[Dataset rows]
-- start --

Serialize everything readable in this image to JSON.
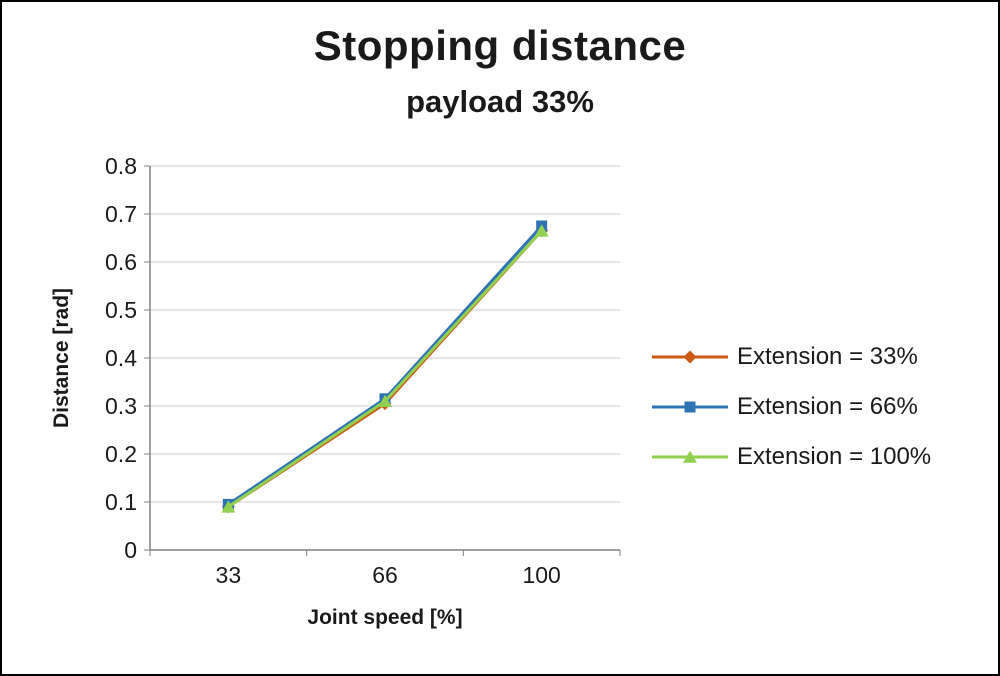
{
  "chart_data": {
    "type": "line",
    "title": "Stopping distance",
    "subtitle": "payload 33%",
    "xlabel": "Joint speed [%]",
    "ylabel": "Distance [rad]",
    "categories": [
      "33",
      "66",
      "100"
    ],
    "series": [
      {
        "name": "Extension = 33%",
        "values": [
          0.09,
          0.305,
          0.665
        ],
        "color": "#CC5A12",
        "marker": "diamond"
      },
      {
        "name": "Extension = 66%",
        "values": [
          0.095,
          0.315,
          0.675
        ],
        "color": "#2E74B5",
        "marker": "square"
      },
      {
        "name": "Extension = 100%",
        "values": [
          0.09,
          0.31,
          0.665
        ],
        "color": "#92D050",
        "marker": "triangle"
      }
    ],
    "ylim": [
      0,
      0.8
    ],
    "ytick_step": 0.1,
    "yticks": [
      "0",
      "0.1",
      "0.2",
      "0.3",
      "0.4",
      "0.5",
      "0.6",
      "0.7",
      "0.8"
    ],
    "grid": "horizontal",
    "legend_position": "right"
  }
}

-- end --

- _Goal_
Could you repeat all of the material exactly? Pictures should not be copied.

- _Exercise output_
Serialize everything readable in this image to JSON.
{
  "chart_data": {
    "type": "line",
    "title": "Stopping distance",
    "subtitle": "payload 33%",
    "xlabel": "Joint speed [%]",
    "ylabel": "Distance [rad]",
    "categories": [
      "33",
      "66",
      "100"
    ],
    "series": [
      {
        "name": "Extension = 33%",
        "values": [
          0.09,
          0.305,
          0.665
        ],
        "color": "#CC5A12",
        "marker": "diamond"
      },
      {
        "name": "Extension = 66%",
        "values": [
          0.095,
          0.315,
          0.675
        ],
        "color": "#2E74B5",
        "marker": "square"
      },
      {
        "name": "Extension = 100%",
        "values": [
          0.09,
          0.31,
          0.665
        ],
        "color": "#92D050",
        "marker": "triangle"
      }
    ],
    "ylim": [
      0,
      0.8
    ],
    "ytick_step": 0.1,
    "yticks": [
      "0",
      "0.1",
      "0.2",
      "0.3",
      "0.4",
      "0.5",
      "0.6",
      "0.7",
      "0.8"
    ],
    "grid": "horizontal",
    "legend_position": "right"
  }
}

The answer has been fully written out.